2025-02-24 05559, 2025
lucifer[m]
Full Dump until 15 Feb, 2024 + Incremental Dumps from 16th to 24th = Full dump until 24th Feb
2025-02-24 05507, 2025
lucifer[m]
do i understand your idea right?
2025-02-24 05509, 2025
mayhem[m]
yes
2025-02-24 05539, 2025
lucifer[m]
so now if i deleted some listens from 2021 on Feb 23rd, those listens would be in the starter full dump?
2025-02-24 05541, 2025
mayhem[m]
except it won't line up on date lines, but when the dump started/terminated. still not real change in logic.
2025-02-24 05503, 2025
lucifer[m]
yup date lines are just example sake.
2025-02-24 05519, 2025
mayhem[m]
yes, they would be in the full starter dump.
2025-02-24 05534, 2025
mayhem[m]
but the key is to not have them in the NEXT full dump, right?
2025-02-24 05549, 2025
lucifer[m]
yes. but how do you do that?
2025-02-24 05557, 2025
lucifer[m]
do you process the full starter dump too?
2025-02-24 05513, 2025
lucifer[m]
i was under the impression your plan meant to copy it as is.

#### Required tasks
a: Reproduce the text of the chat about listen dumps word for word, starting at "2025-02-24 05557, 2025" and ending at "copy it as is.".
b: Please carry on the chat about listen dumps from the point where it stops.

Extracted data entries
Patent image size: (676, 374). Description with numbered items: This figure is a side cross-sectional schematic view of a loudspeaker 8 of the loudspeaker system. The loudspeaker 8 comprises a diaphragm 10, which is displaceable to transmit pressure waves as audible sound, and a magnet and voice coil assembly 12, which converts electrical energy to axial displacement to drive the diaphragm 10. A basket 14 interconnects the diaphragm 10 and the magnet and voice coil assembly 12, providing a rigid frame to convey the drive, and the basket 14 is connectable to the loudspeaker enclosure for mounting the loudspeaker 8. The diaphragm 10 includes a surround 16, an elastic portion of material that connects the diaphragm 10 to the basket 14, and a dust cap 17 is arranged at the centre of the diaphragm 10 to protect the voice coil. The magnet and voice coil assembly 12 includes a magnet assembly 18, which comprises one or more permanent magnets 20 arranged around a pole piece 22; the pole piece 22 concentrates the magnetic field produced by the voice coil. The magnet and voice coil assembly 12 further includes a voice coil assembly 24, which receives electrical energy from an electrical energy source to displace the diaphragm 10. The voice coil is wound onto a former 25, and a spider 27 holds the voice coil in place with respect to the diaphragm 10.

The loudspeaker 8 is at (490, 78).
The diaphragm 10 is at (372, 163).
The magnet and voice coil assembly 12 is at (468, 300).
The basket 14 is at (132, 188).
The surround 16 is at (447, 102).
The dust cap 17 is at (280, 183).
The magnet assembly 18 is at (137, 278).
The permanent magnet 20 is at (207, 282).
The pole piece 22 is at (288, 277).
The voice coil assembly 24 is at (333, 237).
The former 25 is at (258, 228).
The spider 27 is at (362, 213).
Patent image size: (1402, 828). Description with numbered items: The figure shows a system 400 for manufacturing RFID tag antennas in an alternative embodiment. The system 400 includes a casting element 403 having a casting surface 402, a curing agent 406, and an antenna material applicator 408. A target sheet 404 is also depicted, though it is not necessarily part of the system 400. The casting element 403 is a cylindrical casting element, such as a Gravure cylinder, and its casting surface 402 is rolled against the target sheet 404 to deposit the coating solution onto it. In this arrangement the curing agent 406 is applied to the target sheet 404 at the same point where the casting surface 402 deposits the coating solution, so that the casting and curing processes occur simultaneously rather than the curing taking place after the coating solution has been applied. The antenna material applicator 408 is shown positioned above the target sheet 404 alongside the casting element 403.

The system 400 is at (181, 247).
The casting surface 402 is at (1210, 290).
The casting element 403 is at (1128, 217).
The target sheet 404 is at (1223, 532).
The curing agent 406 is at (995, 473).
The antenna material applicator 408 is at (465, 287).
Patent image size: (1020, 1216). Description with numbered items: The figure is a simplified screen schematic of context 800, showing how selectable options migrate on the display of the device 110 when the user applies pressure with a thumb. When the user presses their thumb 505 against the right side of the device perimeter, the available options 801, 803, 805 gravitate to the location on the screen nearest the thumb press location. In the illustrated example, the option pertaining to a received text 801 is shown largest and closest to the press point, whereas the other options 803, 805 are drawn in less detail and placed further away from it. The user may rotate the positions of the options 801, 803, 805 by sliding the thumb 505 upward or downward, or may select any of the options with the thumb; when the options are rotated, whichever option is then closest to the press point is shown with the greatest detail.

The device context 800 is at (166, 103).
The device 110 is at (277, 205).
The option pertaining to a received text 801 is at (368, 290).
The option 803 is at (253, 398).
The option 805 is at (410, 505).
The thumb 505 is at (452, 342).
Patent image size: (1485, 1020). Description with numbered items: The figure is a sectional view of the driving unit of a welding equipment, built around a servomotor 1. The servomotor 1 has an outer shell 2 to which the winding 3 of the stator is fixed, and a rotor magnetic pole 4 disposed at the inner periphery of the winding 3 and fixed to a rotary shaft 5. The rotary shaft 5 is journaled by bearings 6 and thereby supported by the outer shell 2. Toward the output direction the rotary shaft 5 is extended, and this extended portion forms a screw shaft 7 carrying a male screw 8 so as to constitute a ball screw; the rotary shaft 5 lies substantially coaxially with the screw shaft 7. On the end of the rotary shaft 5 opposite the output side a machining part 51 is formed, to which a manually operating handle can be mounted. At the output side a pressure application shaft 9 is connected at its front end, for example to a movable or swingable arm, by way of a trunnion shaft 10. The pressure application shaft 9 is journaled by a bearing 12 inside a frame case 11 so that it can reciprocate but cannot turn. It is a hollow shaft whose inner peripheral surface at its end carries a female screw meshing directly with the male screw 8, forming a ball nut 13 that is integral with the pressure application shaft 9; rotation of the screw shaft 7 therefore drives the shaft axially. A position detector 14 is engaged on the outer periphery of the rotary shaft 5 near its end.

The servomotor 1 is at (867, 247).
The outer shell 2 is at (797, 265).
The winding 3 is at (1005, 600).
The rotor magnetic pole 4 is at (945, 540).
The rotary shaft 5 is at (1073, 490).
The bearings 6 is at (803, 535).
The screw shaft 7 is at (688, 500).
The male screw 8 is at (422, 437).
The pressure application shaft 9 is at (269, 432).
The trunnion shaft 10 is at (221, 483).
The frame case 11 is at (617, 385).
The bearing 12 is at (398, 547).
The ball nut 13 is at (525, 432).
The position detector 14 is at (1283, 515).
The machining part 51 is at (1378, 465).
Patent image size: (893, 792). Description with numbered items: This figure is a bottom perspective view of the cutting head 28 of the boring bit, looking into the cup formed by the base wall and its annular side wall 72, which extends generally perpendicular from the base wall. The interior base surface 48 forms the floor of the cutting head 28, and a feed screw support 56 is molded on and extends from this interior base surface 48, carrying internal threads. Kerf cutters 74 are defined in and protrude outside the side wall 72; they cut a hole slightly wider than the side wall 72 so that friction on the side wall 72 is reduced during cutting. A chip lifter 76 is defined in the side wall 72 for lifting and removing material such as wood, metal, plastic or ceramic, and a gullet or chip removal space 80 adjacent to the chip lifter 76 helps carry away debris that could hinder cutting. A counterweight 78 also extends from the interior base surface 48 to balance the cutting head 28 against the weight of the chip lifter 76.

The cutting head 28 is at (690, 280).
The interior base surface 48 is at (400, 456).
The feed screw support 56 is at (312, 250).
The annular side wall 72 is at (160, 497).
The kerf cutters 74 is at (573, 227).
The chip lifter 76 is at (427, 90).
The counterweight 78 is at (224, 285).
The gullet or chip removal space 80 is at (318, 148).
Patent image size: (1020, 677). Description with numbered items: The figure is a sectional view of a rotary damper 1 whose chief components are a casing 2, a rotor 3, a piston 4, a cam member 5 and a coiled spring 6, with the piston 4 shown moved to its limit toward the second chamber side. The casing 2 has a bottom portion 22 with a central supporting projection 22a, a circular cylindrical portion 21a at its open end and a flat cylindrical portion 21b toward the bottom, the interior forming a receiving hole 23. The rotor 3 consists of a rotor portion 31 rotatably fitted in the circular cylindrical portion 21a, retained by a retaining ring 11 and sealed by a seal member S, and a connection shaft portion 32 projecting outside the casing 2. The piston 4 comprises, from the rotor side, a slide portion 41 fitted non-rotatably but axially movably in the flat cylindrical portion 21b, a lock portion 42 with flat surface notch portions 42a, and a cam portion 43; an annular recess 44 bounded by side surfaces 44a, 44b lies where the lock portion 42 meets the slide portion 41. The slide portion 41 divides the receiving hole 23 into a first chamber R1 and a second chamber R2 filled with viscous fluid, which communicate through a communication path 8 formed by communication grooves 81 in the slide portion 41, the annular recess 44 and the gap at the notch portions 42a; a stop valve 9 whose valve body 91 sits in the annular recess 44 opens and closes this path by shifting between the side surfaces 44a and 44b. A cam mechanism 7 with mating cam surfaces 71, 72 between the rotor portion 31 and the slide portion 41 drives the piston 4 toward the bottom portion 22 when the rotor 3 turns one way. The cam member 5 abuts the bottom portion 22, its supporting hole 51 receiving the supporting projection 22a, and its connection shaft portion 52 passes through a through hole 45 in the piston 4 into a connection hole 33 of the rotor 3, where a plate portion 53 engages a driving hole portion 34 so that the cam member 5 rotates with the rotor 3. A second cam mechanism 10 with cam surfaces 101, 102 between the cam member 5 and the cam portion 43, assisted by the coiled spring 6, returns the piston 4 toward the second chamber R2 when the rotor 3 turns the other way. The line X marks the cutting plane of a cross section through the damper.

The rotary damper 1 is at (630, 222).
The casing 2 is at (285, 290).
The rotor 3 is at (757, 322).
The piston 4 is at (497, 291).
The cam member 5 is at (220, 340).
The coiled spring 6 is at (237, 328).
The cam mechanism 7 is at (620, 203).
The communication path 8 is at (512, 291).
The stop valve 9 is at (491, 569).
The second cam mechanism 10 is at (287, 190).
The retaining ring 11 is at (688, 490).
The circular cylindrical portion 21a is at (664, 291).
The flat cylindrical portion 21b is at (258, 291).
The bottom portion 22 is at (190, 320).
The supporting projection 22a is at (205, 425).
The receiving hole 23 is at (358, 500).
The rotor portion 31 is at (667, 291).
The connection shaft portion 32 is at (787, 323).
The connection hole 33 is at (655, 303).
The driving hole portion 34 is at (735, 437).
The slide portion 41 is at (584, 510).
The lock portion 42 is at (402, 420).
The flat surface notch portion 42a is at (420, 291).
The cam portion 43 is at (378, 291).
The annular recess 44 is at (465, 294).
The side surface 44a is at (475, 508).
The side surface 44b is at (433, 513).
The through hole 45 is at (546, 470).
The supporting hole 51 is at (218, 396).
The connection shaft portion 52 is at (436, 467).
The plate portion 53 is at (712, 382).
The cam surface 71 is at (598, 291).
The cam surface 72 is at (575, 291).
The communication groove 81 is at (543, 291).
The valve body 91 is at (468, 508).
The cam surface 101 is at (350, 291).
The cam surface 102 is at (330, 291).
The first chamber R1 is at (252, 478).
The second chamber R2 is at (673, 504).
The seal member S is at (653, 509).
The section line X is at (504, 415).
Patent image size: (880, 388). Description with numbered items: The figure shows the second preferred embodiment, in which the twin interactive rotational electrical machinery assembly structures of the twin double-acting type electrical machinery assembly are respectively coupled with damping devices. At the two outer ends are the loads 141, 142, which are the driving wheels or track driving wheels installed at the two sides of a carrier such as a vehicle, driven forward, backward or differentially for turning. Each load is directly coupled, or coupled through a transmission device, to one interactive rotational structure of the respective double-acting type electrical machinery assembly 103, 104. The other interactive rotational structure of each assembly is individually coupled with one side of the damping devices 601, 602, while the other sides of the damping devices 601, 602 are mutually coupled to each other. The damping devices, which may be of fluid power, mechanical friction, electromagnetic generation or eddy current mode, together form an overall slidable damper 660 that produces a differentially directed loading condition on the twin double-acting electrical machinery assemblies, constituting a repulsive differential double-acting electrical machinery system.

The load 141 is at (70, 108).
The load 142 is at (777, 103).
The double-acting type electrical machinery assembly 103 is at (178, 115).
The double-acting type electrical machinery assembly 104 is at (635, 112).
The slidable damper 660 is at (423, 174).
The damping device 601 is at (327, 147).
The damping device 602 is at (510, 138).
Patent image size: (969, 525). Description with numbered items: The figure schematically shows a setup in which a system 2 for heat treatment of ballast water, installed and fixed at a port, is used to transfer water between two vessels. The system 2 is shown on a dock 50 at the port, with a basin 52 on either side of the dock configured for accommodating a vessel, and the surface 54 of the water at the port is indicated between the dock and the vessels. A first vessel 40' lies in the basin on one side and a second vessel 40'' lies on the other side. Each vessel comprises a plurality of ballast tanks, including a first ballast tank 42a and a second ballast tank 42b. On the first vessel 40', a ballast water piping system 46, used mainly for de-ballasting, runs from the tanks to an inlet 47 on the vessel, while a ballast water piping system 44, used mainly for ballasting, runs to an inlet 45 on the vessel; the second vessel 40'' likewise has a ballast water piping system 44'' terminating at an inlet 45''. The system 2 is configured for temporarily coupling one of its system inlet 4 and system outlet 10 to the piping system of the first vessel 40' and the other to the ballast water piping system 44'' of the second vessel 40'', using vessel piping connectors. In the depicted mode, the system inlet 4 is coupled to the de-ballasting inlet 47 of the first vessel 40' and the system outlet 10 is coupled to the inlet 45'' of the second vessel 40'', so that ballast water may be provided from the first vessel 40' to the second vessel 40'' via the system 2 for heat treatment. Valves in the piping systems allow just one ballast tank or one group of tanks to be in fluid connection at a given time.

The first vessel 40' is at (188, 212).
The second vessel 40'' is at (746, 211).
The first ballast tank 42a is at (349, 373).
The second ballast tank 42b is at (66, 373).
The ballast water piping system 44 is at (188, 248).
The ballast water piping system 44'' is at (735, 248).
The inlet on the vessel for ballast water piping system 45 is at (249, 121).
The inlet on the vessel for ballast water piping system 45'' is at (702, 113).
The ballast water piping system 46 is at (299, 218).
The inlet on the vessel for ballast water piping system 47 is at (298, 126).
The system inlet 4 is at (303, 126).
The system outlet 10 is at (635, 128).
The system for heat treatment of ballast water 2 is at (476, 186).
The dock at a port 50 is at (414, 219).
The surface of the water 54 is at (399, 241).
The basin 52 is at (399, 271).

#### Outputs in order
a:
2025-02-24 05557, 2025
lucifer[m]
do you process the full starter dump too?
2025-02-24 05513, 2025
lucifer[m]
i was under the impression your plan meant to copy it as is.

b:
2025-02-24 05538, 2025
mayhem[m]
that is the full dump making process: collect listens to be deleted and all the incremental dumps and then filter inc dumps into one giant clean full dump.
2025-02-24 05556, 2025
mayhem[m]
all inc dumps since last full dump, I should say
2025-02-24 05514, 2025
suvid[m]
<monkey[m]> "suvid: I think that's a great..." <- oh ok
2025-02-24 05514, 2025
suvid[m]
i'll look into it
2025-02-24 05514, 2025
suvid[m]
in the meantime, i have also pushed a commit which changes listencard to remove play button and add to queue and play next options from the 3 dot menu
2025-02-24 05522, 2025
mayhem[m]
* then filter out deleted listens from inc dumps, * inc dumps and combine into one
2025-02-24 05539, 2025
lucifer[m]
right just to be clear you would read the existing full dump and process it too to delete the listens as needed?
2025-02-24 05501, 2025
mayhem[m]
lucifer[m]: I wasn't suggesting that no. is that needed?
2025-02-24 05521, 2025
suvid[m] uploaded an image: (331KiB) < https://matrix.chatbrainz.org/_matrix/media/v3/download/matrix.org/QNAoBxHEEsqGUOrrQSOcSPMX/image.png >
2025-02-24 05522, 2025
suvid[m]
so it looks like this now :)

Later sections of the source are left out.